_DATA LISTING_
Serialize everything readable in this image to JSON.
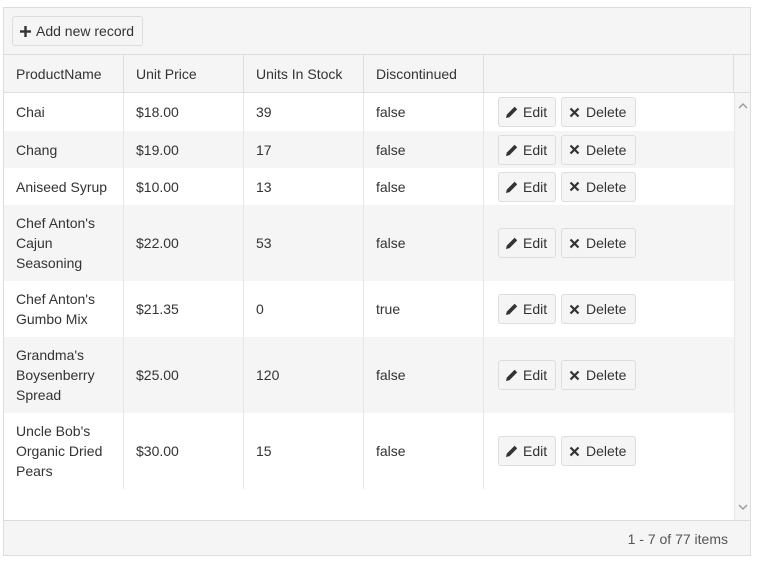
{
  "toolbar": {
    "add_label": "Add new record",
    "add_icon": "plus-icon"
  },
  "columns": {
    "product_name": "ProductName",
    "unit_price": "Unit Price",
    "units_in_stock": "Units In Stock",
    "discontinued": "Discontinued"
  },
  "rows": [
    {
      "name": "Chai",
      "price": "$18.00",
      "stock": "39",
      "discontinued": "false"
    },
    {
      "name": "Chang",
      "price": "$19.00",
      "stock": "17",
      "discontinued": "false"
    },
    {
      "name": "Aniseed Syrup",
      "price": "$10.00",
      "stock": "13",
      "discontinued": "false"
    },
    {
      "name": "Chef Anton's Cajun Seasoning",
      "price": "$22.00",
      "stock": "53",
      "discontinued": "false"
    },
    {
      "name": "Chef Anton's Gumbo Mix",
      "price": "$21.35",
      "stock": "0",
      "discontinued": "true"
    },
    {
      "name": "Grandma's Boysenberry Spread",
      "price": "$25.00",
      "stock": "120",
      "discontinued": "false"
    },
    {
      "name": "Uncle Bob's Organic Dried Pears",
      "price": "$30.00",
      "stock": "15",
      "discontinued": "false"
    }
  ],
  "commands": {
    "edit_label": "Edit",
    "delete_label": "Delete",
    "edit_icon": "pencil-icon",
    "delete_icon": "close-icon"
  },
  "pager": {
    "info": "1 - 7 of 77 items"
  },
  "colors": {
    "header_bg": "#f5f5f5",
    "alt_row_bg": "#f5f5f5",
    "border": "#dddddd",
    "text": "#333333"
  }
}
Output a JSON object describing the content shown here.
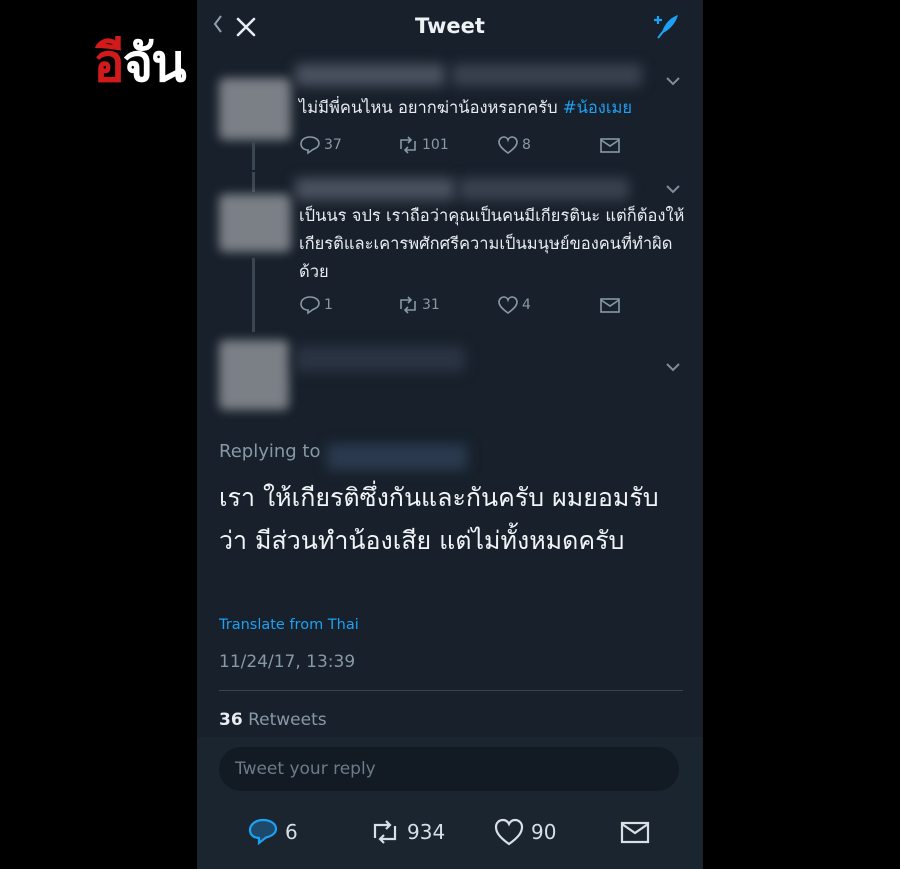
{
  "watermark": {
    "text_a": "อี",
    "text_b": "จัน"
  },
  "header": {
    "title": "Tweet",
    "close_icon": "close-icon",
    "compose_icon": "compose-feather-icon"
  },
  "context_tweets": [
    {
      "text": "ไม่มีพี่คนไหน อยากฆ่าน้องหรอกครับ ",
      "hashtag": "#น้องเมย",
      "replies": "37",
      "retweets": "101",
      "likes": "8"
    },
    {
      "text": "เป็นนร จปร เราถือว่าคุณเป็นคนมีเกียรตินะ แต่ก็ต้องให้เกียรติและเคารพศักศรีความเป็นมนุษย์ของคนที่ทำผิดด้วย",
      "replies": "1",
      "retweets": "31",
      "likes": "4"
    }
  ],
  "main_tweet": {
    "replying_label": "Replying to",
    "text": "เรา ให้เกียรติซึ่งกันและกันครับ ผมยอมรับว่า มีส่วนทำน้องเสีย แต่ไม่ทั้งหมดครับ",
    "translate_label": "Translate from Thai",
    "timestamp": "11/24/17, 13:39",
    "retweets_count": "36",
    "retweets_label": "Retweets"
  },
  "reply_box": {
    "placeholder": "Tweet your reply"
  },
  "bottom_actions": {
    "replies": "6",
    "retweets": "934",
    "likes": "90"
  },
  "colors": {
    "background": "#17202b",
    "accent": "#1da1f2",
    "muted": "#8899a6"
  }
}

_EXERCISE REQUIREMENTS_
Filter the records down to the lines that contain the string "Chef", and copy those lines.

_FINAL RESULT_
      "name": "Chef Anton's Cajun Seasoning",
      "name": "Chef Anton's Gumbo Mix",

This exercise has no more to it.